** DIRECTIONS FOR THIS TASK **
The data must be written out once more, precisely as given.

=-=-=

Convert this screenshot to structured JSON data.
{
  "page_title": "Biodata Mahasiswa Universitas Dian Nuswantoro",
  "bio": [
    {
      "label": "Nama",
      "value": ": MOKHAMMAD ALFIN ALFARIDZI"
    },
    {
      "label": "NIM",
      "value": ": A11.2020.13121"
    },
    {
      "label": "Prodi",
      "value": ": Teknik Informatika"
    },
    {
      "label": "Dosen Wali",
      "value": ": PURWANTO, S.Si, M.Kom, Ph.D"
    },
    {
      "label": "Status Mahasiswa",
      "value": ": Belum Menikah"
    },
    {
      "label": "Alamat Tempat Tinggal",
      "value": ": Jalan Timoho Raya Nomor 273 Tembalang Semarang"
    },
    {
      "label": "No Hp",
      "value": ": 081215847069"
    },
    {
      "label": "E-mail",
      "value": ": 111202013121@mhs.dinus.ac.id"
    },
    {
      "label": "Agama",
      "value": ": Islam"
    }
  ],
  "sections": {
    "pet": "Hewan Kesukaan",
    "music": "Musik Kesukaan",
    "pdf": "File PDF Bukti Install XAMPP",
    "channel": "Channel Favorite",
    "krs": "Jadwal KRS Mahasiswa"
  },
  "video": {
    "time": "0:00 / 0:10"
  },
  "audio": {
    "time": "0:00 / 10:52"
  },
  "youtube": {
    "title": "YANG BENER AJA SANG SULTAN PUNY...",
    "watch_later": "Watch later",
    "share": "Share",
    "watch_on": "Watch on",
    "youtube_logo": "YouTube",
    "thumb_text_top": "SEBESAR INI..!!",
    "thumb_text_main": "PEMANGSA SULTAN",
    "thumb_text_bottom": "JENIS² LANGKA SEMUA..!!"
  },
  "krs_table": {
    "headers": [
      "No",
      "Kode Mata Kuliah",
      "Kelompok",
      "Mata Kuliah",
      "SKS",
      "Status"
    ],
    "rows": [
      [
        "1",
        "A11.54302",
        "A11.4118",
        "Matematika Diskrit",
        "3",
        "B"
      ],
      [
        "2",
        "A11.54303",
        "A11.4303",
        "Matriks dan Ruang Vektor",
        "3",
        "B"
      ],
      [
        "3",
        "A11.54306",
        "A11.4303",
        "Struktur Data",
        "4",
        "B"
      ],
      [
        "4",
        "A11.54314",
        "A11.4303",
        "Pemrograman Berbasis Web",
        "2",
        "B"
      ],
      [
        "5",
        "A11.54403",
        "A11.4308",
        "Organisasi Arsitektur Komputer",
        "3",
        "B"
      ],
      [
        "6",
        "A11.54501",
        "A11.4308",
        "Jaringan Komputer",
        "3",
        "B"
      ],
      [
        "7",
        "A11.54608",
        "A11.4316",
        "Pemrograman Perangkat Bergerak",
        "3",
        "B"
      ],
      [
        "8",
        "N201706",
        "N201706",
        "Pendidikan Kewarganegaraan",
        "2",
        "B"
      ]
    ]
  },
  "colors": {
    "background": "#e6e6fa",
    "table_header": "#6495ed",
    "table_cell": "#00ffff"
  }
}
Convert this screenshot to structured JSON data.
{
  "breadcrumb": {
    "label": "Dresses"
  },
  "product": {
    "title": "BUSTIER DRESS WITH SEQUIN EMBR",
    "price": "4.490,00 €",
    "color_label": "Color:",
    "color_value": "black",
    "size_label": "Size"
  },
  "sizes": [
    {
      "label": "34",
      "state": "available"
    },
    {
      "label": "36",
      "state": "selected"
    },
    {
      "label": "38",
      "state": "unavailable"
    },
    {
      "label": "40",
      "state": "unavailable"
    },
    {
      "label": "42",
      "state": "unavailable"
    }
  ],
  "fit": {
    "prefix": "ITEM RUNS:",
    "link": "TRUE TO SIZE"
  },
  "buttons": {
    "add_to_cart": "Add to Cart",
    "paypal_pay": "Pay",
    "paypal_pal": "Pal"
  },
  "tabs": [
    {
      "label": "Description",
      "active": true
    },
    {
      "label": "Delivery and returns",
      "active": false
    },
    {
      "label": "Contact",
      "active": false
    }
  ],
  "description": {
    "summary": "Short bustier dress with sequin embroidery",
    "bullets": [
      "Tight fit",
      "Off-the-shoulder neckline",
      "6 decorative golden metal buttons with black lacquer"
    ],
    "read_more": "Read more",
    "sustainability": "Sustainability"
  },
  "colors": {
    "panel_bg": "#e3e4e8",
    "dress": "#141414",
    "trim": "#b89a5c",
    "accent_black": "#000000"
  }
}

=-=-=

** RESPONSE **
Convert this screenshot to structured JSON data.
{
  "page_title": "Biodata Mahasiswa Universitas Dian Nuswantoro",
  "bio": [
    {
      "label": "Nama",
      "value": ": MOKHAMMAD ALFIN ALFARIDZI"
    },
    {
      "label": "NIM",
      "value": ": A11.2020.13121"
    },
    {
      "label": "Prodi",
      "value": ": Teknik Informatika"
    },
    {
      "label": "Dosen Wali",
      "value": ": PURWANTO, S.Si, M.Kom, Ph.D"
    },
    {
      "label": "Status Mahasiswa",
      "value": ": Belum Menikah"
    },
    {
      "label": "Alamat Tempat Tinggal",
      "value": ": Jalan Timoho Raya Nomor 273 Tembalang Semarang"
    },
    {
      "label": "No Hp",
      "value": ": 081215847069"
    },
    {
      "label": "E-mail",
      "value": ": 111202013121@mhs.dinus.ac.id"
    },
    {
      "label": "Agama",
      "value": ": Islam"
    }
  ],
  "sections": {
    "pet": "Hewan Kesukaan",
    "music": "Musik Kesukaan",
    "pdf": "File PDF Bukti Install XAMPP",
    "channel": "Channel Favorite",
    "krs": "Jadwal KRS Mahasiswa"
  },
  "video": {
    "time": "0:00 / 0:10"
  },
  "audio": {
    "time": "0:00 / 10:52"
  },
  "youtube": {
    "title": "YANG BENER AJA SANG SULTAN PUNY...",
    "watch_later": "Watch later",
    "share": "Share",
    "watch_on": "Watch on",
    "youtube_logo": "YouTube",
    "thumb_text_top": "SEBESAR INI..!!",
    "thumb_text_main": "PEMANGSA SULTAN",
    "thumb_text_bottom": "JENIS² LANGKA SEMUA..!!"
  },
  "krs_table": {
    "headers": [
      "No",
      "Kode Mata Kuliah",
      "Kelompok",
      "Mata Kuliah",
      "SKS",
      "Status"
    ],
    "rows": [
      [
        "1",
        "A11.54302",
        "A11.4118",
        "Matematika Diskrit",
        "3",
        "B"
      ],
      [
        "2",
        "A11.54303",
        "A11.4303",
        "Matriks dan Ruang Vektor",
        "3",
        "B"
      ],
      [
        "3",
        "A11.54306",
        "A11.4303",
        "Struktur Data",
        "4",
        "B"
      ],
      [
        "4",
        "A11.54314",
        "A11.4303",
        "Pemrograman Berbasis Web",
        "2",
        "B"
      ],
      [
        "5",
        "A11.54403",
        "A11.4308",
        "Organisasi Arsitektur Komputer",
        "3",
        "B"
      ],
      [
        "6",
        "A11.54501",
        "A11.4308",
        "Jaringan Komputer",
        "3",
        "B"
      ],
      [
        "7",
        "A11.54608",
        "A11.4316",
        "Pemrograman Perangkat Bergerak",
        "3",
        "B"
      ],
      [
        "8",
        "N201706",
        "N201706",
        "Pendidikan Kewarganegaraan",
        "2",
        "B"
      ]
    ]
  },
  "colors": {
    "background": "#e6e6fa",
    "table_header": "#6495ed",
    "table_cell": "#00ffff"
  }
}
Convert this screenshot to structured JSON data.
{
  "breadcrumb": {
    "label": "Dresses"
  },
  "product": {
    "title": "BUSTIER DRESS WITH SEQUIN EMBR",
    "price": "4.490,00 €",
    "color_label": "Color:",
    "color_value": "black",
    "size_label": "Size"
  },
  "sizes": [
    {
      "label": "34",
      "state": "available"
    },
    {
      "label": "36",
      "state": "selected"
    },
    {
      "label": "38",
      "state": "unavailable"
    },
    {
      "label": "40",
      "state": "unavailable"
    },
    {
      "label": "42",
      "state": "unavailable"
    }
  ],
  "fit": {
    "prefix": "ITEM RUNS:",
    "link": "TRUE TO SIZE"
  },
  "buttons": {
    "add_to_cart": "Add to Cart",
    "paypal_pay": "Pay",
    "paypal_pal": "Pal"
  },
  "tabs": [
    {
      "label": "Description",
      "active": true
    },
    {
      "label": "Delivery and returns",
      "active": false
    },
    {
      "label": "Contact",
      "active": false
    }
  ],
  "description": {
    "summary": "Short bustier dress with sequin embroidery",
    "bullets": [
      "Tight fit",
      "Off-the-shoulder neckline",
      "6 decorative golden metal buttons with black lacquer"
    ],
    "read_more": "Read more",
    "sustainability": "Sustainability"
  },
  "colors": {
    "panel_bg": "#e3e4e8",
    "dress": "#141414",
    "trim": "#b89a5c",
    "accent_black": "#000000"
  }
}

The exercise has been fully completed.